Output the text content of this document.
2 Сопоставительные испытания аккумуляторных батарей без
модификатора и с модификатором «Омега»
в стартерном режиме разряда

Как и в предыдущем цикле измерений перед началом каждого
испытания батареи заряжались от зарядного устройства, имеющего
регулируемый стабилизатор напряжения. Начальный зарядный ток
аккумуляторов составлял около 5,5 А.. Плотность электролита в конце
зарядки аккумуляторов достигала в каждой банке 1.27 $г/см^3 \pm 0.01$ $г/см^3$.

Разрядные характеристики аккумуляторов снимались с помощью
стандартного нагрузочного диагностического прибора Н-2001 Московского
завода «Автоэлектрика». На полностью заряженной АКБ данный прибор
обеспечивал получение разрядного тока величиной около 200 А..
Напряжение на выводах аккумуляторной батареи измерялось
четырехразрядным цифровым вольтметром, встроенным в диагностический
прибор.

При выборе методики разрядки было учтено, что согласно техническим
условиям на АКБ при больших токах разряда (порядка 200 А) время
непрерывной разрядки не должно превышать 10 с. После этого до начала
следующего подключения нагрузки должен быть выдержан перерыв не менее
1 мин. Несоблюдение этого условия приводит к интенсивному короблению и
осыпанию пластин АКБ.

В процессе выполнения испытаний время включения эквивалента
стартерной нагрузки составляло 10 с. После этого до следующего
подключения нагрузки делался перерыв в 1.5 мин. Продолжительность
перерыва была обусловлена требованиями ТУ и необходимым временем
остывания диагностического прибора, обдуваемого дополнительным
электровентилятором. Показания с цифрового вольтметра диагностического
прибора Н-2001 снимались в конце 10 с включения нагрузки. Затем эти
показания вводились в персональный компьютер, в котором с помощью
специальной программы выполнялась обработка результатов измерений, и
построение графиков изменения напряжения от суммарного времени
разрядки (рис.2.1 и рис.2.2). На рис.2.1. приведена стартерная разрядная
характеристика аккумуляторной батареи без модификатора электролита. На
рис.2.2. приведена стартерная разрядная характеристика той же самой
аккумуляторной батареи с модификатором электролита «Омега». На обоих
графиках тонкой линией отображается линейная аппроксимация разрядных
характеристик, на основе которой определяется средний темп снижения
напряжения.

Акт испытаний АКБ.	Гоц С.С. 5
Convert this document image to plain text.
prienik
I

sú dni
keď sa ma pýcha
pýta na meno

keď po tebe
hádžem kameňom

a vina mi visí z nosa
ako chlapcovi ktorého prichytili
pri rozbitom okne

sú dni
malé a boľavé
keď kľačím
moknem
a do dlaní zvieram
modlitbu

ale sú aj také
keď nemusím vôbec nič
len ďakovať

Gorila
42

--

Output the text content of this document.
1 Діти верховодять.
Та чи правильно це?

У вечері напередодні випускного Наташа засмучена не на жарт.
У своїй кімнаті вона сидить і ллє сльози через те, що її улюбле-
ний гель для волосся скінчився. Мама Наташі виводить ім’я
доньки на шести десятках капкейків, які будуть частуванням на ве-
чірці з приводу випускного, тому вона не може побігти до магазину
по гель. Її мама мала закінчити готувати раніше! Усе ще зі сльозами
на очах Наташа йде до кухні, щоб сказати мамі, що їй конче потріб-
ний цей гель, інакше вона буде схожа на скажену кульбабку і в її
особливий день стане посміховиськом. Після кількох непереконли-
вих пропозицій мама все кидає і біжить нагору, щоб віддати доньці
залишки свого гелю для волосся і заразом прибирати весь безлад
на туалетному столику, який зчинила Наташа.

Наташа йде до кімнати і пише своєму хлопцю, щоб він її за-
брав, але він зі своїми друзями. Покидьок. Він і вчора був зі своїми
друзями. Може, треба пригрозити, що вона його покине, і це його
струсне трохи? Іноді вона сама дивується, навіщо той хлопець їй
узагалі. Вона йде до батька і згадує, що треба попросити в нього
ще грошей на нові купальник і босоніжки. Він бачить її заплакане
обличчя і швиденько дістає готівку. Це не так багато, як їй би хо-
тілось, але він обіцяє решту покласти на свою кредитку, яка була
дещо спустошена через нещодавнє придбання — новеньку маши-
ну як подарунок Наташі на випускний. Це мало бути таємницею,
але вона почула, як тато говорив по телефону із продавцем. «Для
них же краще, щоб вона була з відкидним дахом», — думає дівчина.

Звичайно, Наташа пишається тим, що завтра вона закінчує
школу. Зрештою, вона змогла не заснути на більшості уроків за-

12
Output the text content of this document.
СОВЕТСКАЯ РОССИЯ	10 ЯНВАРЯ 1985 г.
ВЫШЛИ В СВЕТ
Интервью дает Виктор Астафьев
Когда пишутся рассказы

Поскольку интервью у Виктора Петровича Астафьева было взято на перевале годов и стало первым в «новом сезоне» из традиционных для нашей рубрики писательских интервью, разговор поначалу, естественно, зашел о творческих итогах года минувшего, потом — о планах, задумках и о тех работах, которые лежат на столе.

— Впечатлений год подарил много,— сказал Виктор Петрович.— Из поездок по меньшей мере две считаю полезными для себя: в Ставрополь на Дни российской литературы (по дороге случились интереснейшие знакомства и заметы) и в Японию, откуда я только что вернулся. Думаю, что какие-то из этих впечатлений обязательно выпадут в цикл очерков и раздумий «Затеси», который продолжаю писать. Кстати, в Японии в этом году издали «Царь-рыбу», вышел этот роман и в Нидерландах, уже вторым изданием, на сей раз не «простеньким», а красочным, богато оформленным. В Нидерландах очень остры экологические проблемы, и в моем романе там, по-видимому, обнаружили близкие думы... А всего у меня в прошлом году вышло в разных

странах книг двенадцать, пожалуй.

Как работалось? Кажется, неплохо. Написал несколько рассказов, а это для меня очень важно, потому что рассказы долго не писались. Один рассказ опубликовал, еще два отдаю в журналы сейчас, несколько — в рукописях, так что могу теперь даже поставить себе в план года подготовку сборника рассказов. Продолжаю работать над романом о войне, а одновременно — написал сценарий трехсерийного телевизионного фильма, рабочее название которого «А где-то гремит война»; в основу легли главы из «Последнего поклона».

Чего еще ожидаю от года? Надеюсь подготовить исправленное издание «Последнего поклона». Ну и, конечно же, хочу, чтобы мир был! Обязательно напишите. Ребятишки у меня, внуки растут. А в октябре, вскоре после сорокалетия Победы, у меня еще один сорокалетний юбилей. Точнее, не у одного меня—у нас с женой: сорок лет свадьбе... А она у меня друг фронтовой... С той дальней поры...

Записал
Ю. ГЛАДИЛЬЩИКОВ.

==

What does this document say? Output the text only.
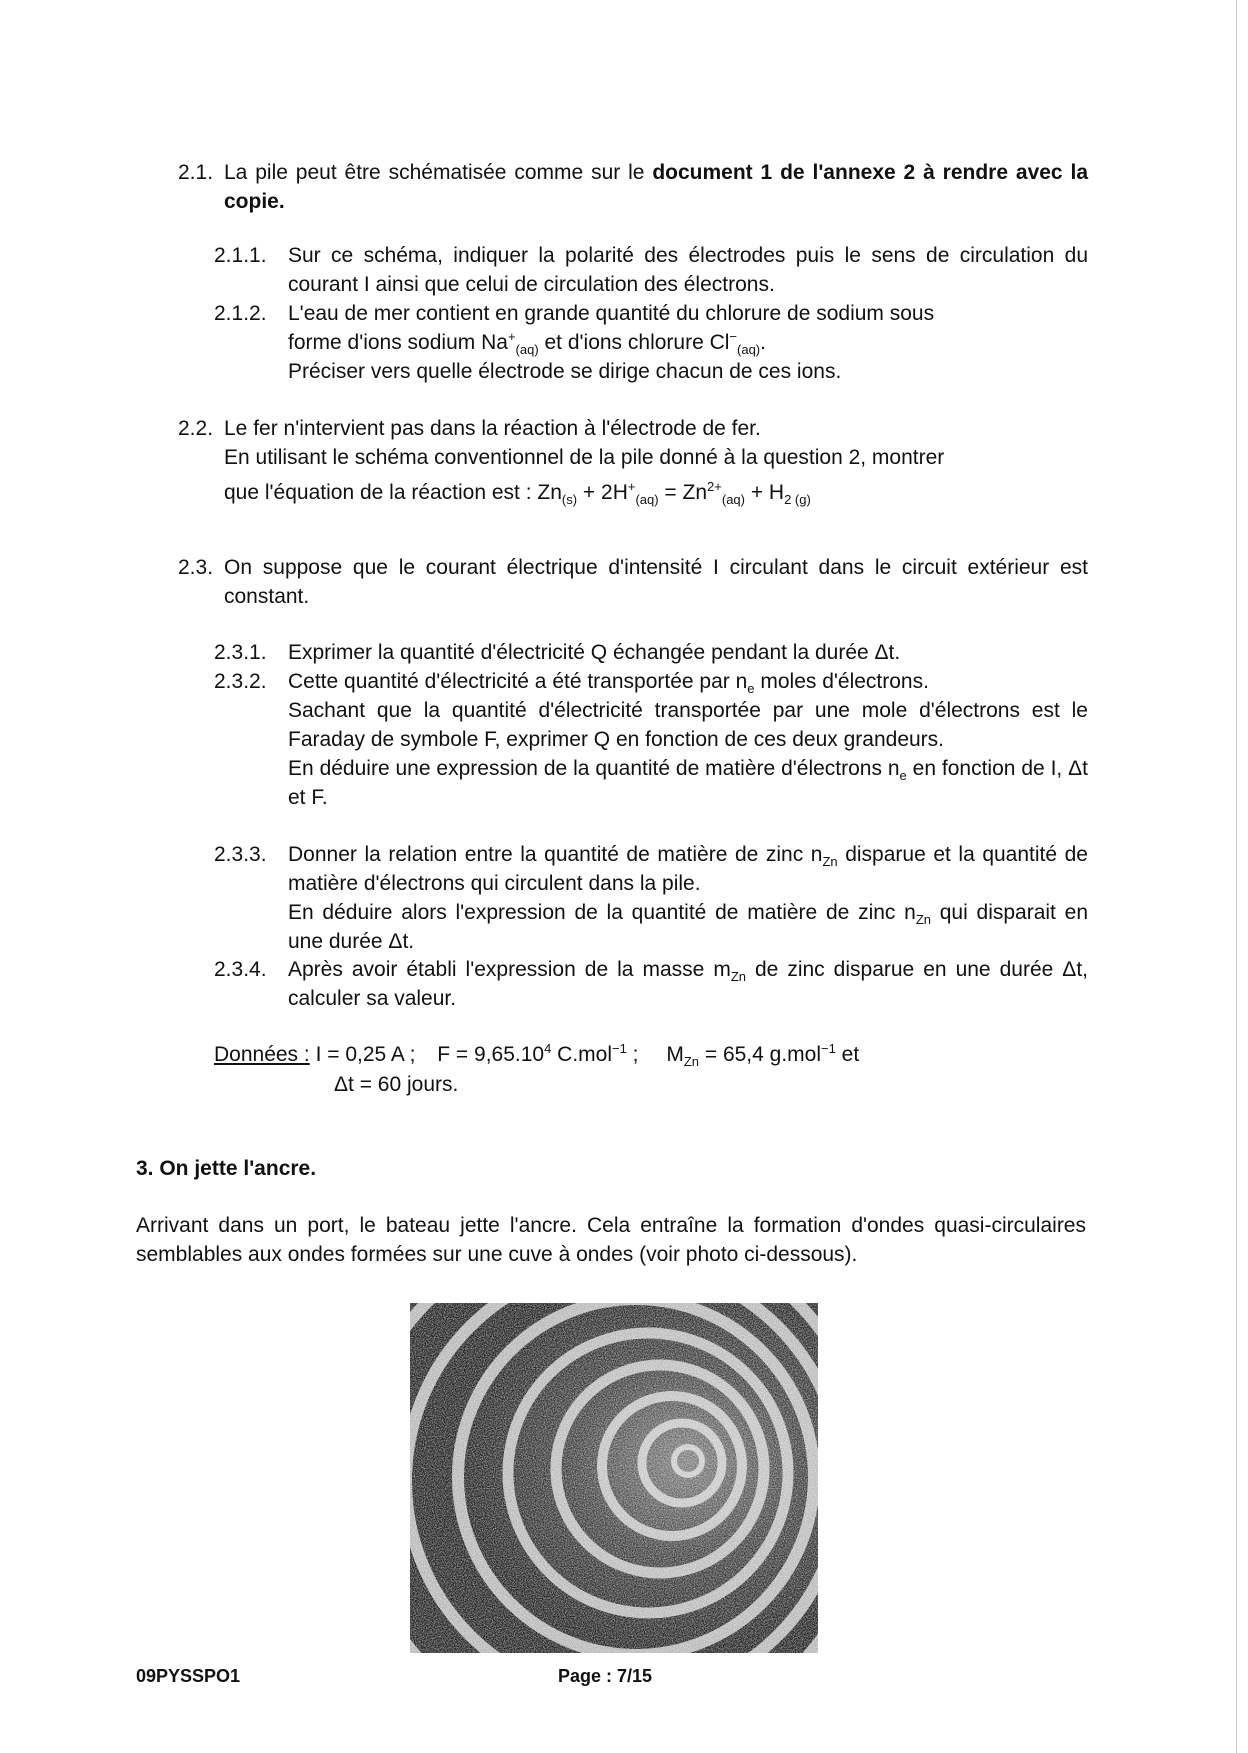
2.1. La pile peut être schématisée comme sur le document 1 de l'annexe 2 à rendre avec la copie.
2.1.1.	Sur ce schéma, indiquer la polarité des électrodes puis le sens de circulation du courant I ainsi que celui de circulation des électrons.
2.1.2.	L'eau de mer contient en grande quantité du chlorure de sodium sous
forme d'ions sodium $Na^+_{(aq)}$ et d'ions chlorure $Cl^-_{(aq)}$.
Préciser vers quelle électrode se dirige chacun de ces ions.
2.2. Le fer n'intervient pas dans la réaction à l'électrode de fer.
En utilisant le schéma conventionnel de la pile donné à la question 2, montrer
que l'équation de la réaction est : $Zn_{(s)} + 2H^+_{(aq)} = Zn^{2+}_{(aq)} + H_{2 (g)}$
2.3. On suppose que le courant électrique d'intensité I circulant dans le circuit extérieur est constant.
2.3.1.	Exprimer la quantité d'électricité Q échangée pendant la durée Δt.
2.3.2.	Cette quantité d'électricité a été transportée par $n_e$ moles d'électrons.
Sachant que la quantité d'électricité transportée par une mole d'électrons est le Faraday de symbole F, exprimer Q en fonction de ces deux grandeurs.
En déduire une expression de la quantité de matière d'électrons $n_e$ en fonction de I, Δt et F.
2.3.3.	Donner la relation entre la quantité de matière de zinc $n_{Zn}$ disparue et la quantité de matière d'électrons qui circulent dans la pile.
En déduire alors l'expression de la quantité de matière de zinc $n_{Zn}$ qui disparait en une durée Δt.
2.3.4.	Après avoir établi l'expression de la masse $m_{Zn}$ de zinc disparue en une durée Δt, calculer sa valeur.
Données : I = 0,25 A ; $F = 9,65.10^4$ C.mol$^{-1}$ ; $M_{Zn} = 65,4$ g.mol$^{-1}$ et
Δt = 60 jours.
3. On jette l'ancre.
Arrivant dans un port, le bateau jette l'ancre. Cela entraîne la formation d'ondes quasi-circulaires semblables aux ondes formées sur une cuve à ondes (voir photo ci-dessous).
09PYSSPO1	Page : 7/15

[Goal of the exercise]
Respond with nothing but the number of lines in the entries that contain the string "zinc".

[Task solution]
3